++++ Supplied material ++++

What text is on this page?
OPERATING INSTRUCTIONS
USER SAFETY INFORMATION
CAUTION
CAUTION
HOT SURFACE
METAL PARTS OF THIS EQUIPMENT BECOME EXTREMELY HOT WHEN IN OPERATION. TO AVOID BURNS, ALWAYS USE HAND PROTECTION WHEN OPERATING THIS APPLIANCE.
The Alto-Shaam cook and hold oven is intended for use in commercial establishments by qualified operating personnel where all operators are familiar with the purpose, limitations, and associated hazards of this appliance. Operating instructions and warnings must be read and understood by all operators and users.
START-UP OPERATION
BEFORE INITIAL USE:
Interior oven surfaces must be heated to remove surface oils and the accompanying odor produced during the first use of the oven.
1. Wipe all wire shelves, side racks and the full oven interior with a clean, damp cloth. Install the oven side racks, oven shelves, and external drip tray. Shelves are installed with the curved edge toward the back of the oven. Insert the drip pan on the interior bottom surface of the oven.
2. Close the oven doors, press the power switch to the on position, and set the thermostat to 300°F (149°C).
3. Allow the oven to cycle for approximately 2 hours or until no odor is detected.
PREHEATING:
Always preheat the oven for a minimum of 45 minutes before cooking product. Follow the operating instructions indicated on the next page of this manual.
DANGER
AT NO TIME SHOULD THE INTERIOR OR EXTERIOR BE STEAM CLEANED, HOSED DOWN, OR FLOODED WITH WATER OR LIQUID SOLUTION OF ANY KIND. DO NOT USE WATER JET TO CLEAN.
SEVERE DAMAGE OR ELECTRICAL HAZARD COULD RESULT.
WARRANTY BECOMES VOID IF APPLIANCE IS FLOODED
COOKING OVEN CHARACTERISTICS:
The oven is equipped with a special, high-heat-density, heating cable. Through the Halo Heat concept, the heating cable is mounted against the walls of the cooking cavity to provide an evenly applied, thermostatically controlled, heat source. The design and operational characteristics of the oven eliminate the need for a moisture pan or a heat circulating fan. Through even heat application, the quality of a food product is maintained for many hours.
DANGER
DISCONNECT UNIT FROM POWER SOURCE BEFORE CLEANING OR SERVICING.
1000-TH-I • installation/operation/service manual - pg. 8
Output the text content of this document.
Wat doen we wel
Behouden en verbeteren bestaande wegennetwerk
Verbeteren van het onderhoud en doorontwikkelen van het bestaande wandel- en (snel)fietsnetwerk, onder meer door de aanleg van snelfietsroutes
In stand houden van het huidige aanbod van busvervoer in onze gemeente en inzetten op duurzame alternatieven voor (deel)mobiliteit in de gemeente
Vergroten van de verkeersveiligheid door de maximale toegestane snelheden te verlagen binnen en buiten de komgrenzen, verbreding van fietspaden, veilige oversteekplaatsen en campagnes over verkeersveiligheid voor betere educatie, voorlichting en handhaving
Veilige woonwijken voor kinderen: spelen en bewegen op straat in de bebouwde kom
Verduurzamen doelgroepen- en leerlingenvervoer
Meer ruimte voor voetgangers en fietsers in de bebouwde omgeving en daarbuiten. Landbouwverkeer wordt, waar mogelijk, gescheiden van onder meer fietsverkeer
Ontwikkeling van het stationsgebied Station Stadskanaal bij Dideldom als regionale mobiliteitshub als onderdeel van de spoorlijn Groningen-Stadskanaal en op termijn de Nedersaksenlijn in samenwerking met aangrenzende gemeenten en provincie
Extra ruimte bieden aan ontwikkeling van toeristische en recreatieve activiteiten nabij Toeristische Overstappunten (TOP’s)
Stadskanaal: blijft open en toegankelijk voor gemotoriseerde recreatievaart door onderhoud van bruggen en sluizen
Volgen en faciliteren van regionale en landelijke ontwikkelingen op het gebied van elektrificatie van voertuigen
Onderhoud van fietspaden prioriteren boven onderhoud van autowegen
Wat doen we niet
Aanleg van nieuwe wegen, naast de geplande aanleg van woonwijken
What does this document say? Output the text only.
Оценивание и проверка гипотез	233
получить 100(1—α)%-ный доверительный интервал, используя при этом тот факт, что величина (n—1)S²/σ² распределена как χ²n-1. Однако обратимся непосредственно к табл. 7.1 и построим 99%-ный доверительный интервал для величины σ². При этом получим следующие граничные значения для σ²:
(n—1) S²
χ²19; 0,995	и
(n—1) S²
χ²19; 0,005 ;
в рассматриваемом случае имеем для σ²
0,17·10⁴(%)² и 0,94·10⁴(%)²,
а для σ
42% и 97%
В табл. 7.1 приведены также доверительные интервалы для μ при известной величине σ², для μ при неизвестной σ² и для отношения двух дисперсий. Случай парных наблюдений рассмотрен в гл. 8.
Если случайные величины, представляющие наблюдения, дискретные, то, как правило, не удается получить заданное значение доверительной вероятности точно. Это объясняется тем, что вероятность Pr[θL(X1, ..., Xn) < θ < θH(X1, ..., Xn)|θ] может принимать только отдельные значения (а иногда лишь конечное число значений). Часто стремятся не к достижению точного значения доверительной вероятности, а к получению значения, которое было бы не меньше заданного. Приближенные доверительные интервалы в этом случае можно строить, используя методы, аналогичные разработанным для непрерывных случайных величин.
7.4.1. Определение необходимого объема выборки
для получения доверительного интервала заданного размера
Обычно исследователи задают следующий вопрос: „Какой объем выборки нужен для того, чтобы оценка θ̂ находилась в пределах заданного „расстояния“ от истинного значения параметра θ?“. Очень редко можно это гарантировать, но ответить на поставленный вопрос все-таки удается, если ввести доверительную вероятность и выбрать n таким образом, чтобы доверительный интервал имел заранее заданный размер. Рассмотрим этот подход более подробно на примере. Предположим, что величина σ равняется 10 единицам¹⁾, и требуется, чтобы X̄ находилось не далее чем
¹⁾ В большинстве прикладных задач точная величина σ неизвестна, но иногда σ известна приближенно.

++++

> **Direction**
Search the lines for the string "fietspaden" and copy every line that has it.

> **Answer to the task**
Vergroten van de verkeersveiligheid door de maximale toegestane snelheden te verlagen binnen en buiten de komgrenzen, verbreding van fietspaden, veilige oversteekplaatsen en campagnes over verkeersveiligheid voor betere educatie, voorlichting en handhaving
Onderhoud van fietspaden prioriteren boven onderhoud van autowegen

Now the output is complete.